Your task: In your copy, reproduce the entries exactly as they are, minus the images.

Data to process:

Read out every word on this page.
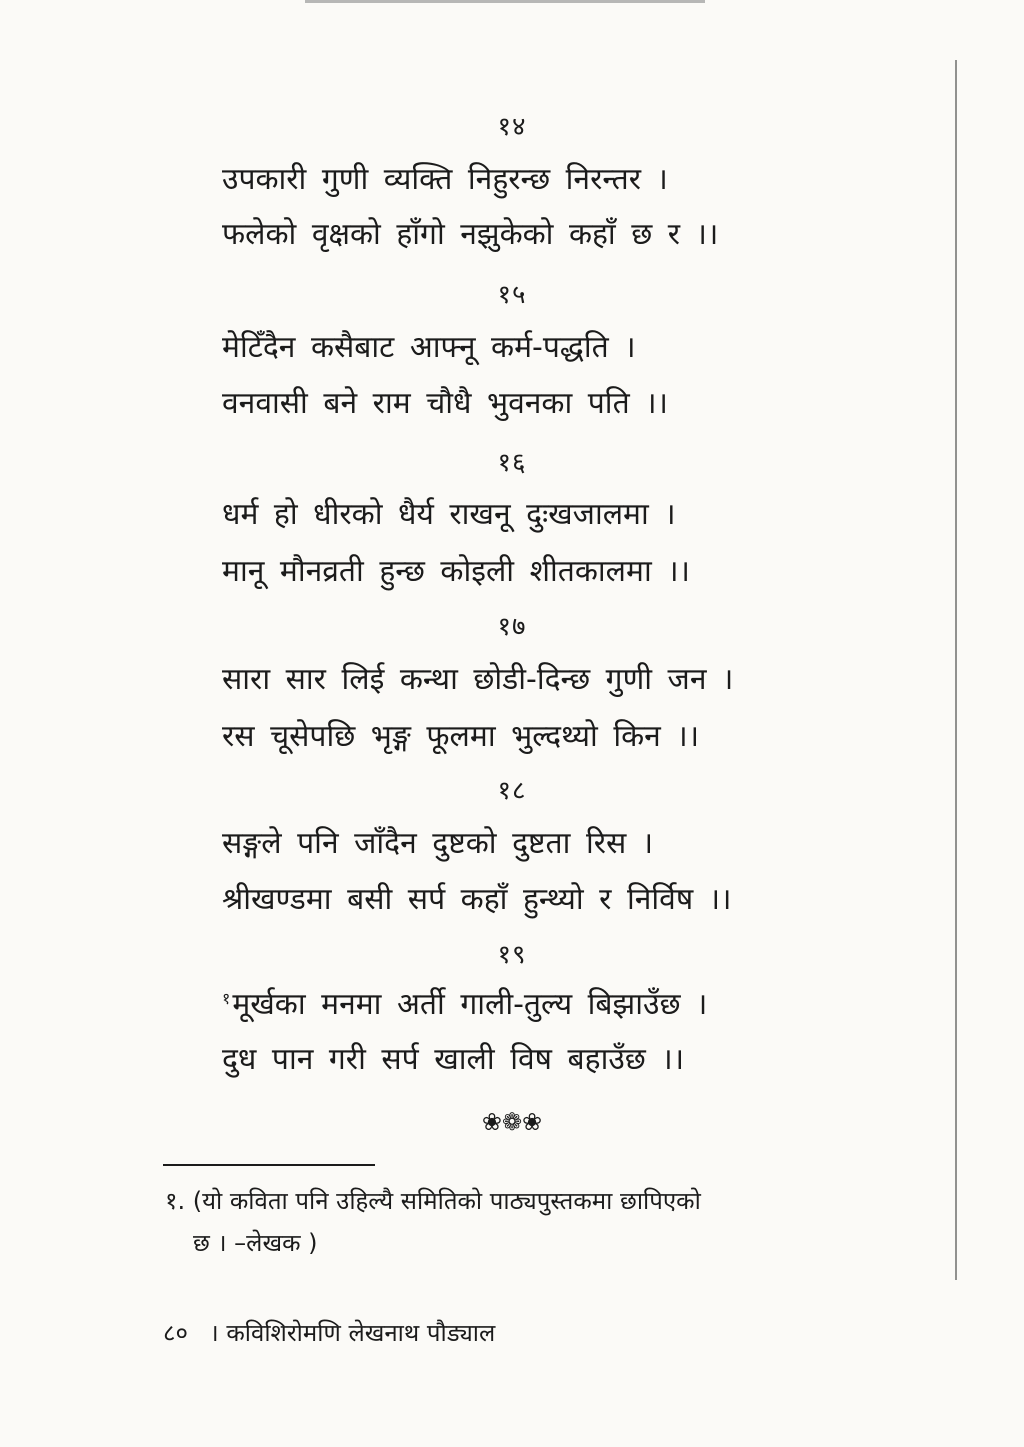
१४
उपकारी गुणी व्यक्ति निहुरन्छ निरन्तर ।
फलेको वृक्षको हाँगो नझुकेको कहाँ छ र ।।
१५
मेटिँदैन कसैबाट आफ्नू कर्म-पद्धति ।
वनवासी बने राम चौधै भुवनका पति ।।
१६
धर्म हो धीरको धैर्य राखनू दुःखजालमा ।
मानू मौनव्रती हुन्छ कोइली शीतकालमा ।।
१७
सारा सार लिई कन्था छोडी-दिन्छ गुणी जन ।
रस चूसेपछि भृङ्ग फूलमा भुल्दथ्यो किन ।।
१८
सङ्गले पनि जाँदैन दुष्टको दुष्टता रिस ।
श्रीखण्डमा बसी सर्प कहाँ हुन्थ्यो र निर्विष ।।
१९
$^१$मूर्खका मनमा अर्ती गाली-तुल्य बिझाउँछ ।
दुध पान गरी सर्प खाली विष बहाउँछ ।।
❀❁❀
१. (यो कविता पनि उहिल्यै समितिको पाठ्यपुस्तकमा छापिएको
छ । –लेखक )
८० । कविशिरोमणि लेखनाथ पौड्याल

Result below:
Read out every word on this page.
१४
उपकारी गुणी व्यक्ति निहुरन्छ निरन्तर ।
फलेको वृक्षको हाँगो नझुकेको कहाँ छ र ।।
१५
मेटिँदैन कसैबाट आफ्नू कर्म-पद्धति ।
वनवासी बने राम चौधै भुवनका पति ।।
१६
धर्म हो धीरको धैर्य राखनू दुःखजालमा ।
मानू मौनव्रती हुन्छ कोइली शीतकालमा ।।
१७
सारा सार लिई कन्था छोडी-दिन्छ गुणी जन ।
रस चूसेपछि भृङ्ग फूलमा भुल्दथ्यो किन ।।
१८
सङ्गले पनि जाँदैन दुष्टको दुष्टता रिस ।
श्रीखण्डमा बसी सर्प कहाँ हुन्थ्यो र निर्विष ।।
१९
$^१$मूर्खका मनमा अर्ती गाली-तुल्य बिझाउँछ ।
दुध पान गरी सर्प खाली विष बहाउँछ ।।
❀❁❀
१. (यो कविता पनि उहिल्यै समितिको पाठ्यपुस्तकमा छापिएको
छ । –लेखक )
८० । कविशिरोमणि लेखनाथ पौड्याल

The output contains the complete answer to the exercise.